▶ Exercise goal: In your copy, leave out the pictures and repeat the entries below exactly.

▶ Data for this task:

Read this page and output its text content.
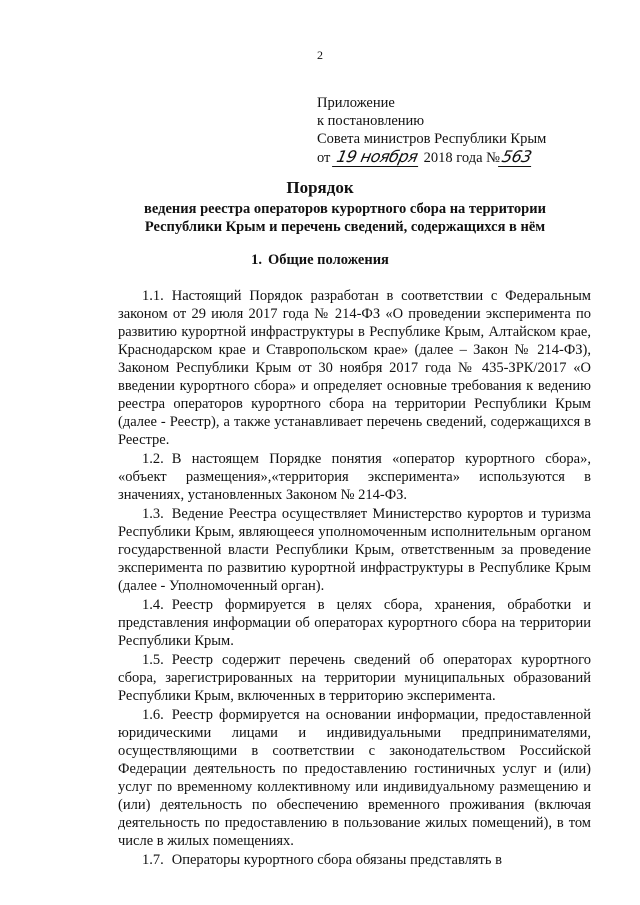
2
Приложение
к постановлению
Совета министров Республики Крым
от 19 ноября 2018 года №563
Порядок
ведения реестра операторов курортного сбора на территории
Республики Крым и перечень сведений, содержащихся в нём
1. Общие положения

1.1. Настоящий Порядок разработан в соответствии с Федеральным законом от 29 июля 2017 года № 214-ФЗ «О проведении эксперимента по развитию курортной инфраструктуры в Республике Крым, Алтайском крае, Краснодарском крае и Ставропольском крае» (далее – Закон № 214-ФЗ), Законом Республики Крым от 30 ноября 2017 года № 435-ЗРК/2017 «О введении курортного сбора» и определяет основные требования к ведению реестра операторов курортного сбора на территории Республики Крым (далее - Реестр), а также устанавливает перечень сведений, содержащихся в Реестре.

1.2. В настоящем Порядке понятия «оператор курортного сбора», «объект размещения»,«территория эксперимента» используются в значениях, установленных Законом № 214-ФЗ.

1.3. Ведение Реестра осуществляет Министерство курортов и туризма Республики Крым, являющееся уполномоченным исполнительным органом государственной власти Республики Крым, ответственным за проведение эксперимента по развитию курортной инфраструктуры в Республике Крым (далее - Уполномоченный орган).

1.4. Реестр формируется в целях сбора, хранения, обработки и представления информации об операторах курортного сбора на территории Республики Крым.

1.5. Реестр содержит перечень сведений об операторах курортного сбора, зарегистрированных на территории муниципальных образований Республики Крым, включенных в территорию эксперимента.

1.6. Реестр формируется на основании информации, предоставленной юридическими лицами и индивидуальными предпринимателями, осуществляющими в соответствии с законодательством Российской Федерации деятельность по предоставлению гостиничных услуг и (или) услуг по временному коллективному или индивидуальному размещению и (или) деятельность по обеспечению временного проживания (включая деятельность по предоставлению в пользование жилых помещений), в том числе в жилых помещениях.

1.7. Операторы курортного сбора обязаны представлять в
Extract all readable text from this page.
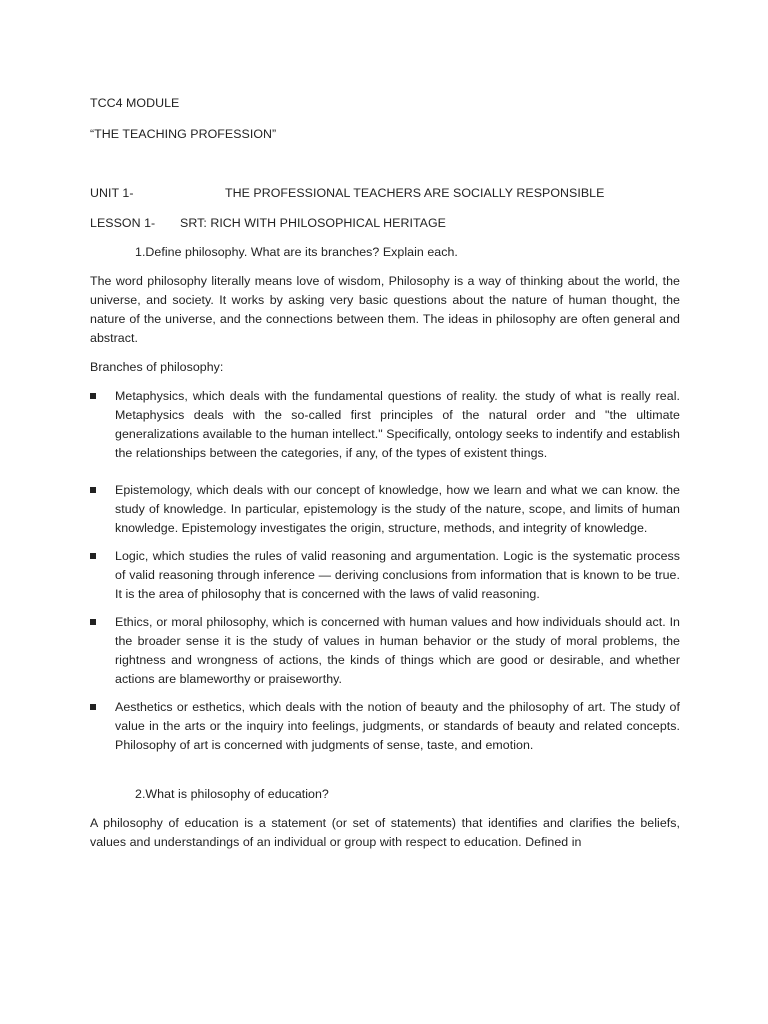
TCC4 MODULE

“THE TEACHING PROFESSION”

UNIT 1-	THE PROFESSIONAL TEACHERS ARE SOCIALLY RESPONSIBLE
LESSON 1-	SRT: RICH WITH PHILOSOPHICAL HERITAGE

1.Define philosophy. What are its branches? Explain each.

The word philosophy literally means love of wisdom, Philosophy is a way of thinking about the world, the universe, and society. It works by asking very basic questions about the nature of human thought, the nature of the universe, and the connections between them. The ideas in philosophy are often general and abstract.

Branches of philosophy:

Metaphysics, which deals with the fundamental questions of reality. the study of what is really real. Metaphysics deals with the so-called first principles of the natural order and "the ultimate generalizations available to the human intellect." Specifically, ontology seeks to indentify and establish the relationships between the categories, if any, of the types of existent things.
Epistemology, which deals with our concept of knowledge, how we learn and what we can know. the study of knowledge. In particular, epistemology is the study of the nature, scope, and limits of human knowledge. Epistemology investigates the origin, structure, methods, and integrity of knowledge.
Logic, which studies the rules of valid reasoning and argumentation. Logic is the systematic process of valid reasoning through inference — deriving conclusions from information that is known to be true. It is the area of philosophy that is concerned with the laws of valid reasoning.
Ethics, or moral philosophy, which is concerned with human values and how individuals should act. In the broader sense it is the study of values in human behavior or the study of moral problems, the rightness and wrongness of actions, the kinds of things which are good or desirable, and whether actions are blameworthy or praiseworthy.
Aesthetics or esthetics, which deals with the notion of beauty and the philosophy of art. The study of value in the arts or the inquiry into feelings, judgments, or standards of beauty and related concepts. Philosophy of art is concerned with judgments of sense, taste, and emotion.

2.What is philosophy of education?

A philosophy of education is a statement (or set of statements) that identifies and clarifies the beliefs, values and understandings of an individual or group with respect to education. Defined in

▶ Correct result:
Read this page and output its text content.
2
Приложение
к постановлению
Совета министров Республики Крым
от 19 ноября 2018 года №563
Порядок
ведения реестра операторов курортного сбора на территории
Республики Крым и перечень сведений, содержащихся в нём
1. Общие положения

1.1. Настоящий Порядок разработан в соответствии с Федеральным законом от 29 июля 2017 года № 214-ФЗ «О проведении эксперимента по развитию курортной инфраструктуры в Республике Крым, Алтайском крае, Краснодарском крае и Ставропольском крае» (далее – Закон № 214-ФЗ), Законом Республики Крым от 30 ноября 2017 года № 435-ЗРК/2017 «О введении курортного сбора» и определяет основные требования к ведению реестра операторов курортного сбора на территории Республики Крым (далее - Реестр), а также устанавливает перечень сведений, содержащихся в Реестре.

1.2. В настоящем Порядке понятия «оператор курортного сбора», «объект размещения»,«территория эксперимента» используются в значениях, установленных Законом № 214-ФЗ.

1.3. Ведение Реестра осуществляет Министерство курортов и туризма Республики Крым, являющееся уполномоченным исполнительным органом государственной власти Республики Крым, ответственным за проведение эксперимента по развитию курортной инфраструктуры в Республике Крым (далее - Уполномоченный орган).

1.4. Реестр формируется в целях сбора, хранения, обработки и представления информации об операторах курортного сбора на территории Республики Крым.

1.5. Реестр содержит перечень сведений об операторах курортного сбора, зарегистрированных на территории муниципальных образований Республики Крым, включенных в территорию эксперимента.

1.6. Реестр формируется на основании информации, предоставленной юридическими лицами и индивидуальными предпринимателями, осуществляющими в соответствии с законодательством Российской Федерации деятельность по предоставлению гостиничных услуг и (или) услуг по временному коллективному или индивидуальному размещению и (или) деятельность по обеспечению временного проживания (включая деятельность по предоставлению в пользование жилых помещений), в том числе в жилых помещениях.

1.7. Операторы курортного сбора обязаны представлять в
Extract all readable text from this page.
TCC4 MODULE

“THE TEACHING PROFESSION”

UNIT 1-	THE PROFESSIONAL TEACHERS ARE SOCIALLY RESPONSIBLE
LESSON 1-	SRT: RICH WITH PHILOSOPHICAL HERITAGE

1.Define philosophy. What are its branches? Explain each.

The word philosophy literally means love of wisdom, Philosophy is a way of thinking about the world, the universe, and society. It works by asking very basic questions about the nature of human thought, the nature of the universe, and the connections between them. The ideas in philosophy are often general and abstract.

Branches of philosophy:

Metaphysics, which deals with the fundamental questions of reality. the study of what is really real. Metaphysics deals with the so-called first principles of the natural order and "the ultimate generalizations available to the human intellect." Specifically, ontology seeks to indentify and establish the relationships between the categories, if any, of the types of existent things.
Epistemology, which deals with our concept of knowledge, how we learn and what we can know. the study of knowledge. In particular, epistemology is the study of the nature, scope, and limits of human knowledge. Epistemology investigates the origin, structure, methods, and integrity of knowledge.
Logic, which studies the rules of valid reasoning and argumentation. Logic is the systematic process of valid reasoning through inference — deriving conclusions from information that is known to be true. It is the area of philosophy that is concerned with the laws of valid reasoning.
Ethics, or moral philosophy, which is concerned with human values and how individuals should act. In the broader sense it is the study of values in human behavior or the study of moral problems, the rightness and wrongness of actions, the kinds of things which are good or desirable, and whether actions are blameworthy or praiseworthy.
Aesthetics or esthetics, which deals with the notion of beauty and the philosophy of art. The study of value in the arts or the inquiry into feelings, judgments, or standards of beauty and related concepts. Philosophy of art is concerned with judgments of sense, taste, and emotion.

2.What is philosophy of education?

A philosophy of education is a statement (or set of statements) that identifies and clarifies the beliefs, values and understandings of an individual or group with respect to education. Defined in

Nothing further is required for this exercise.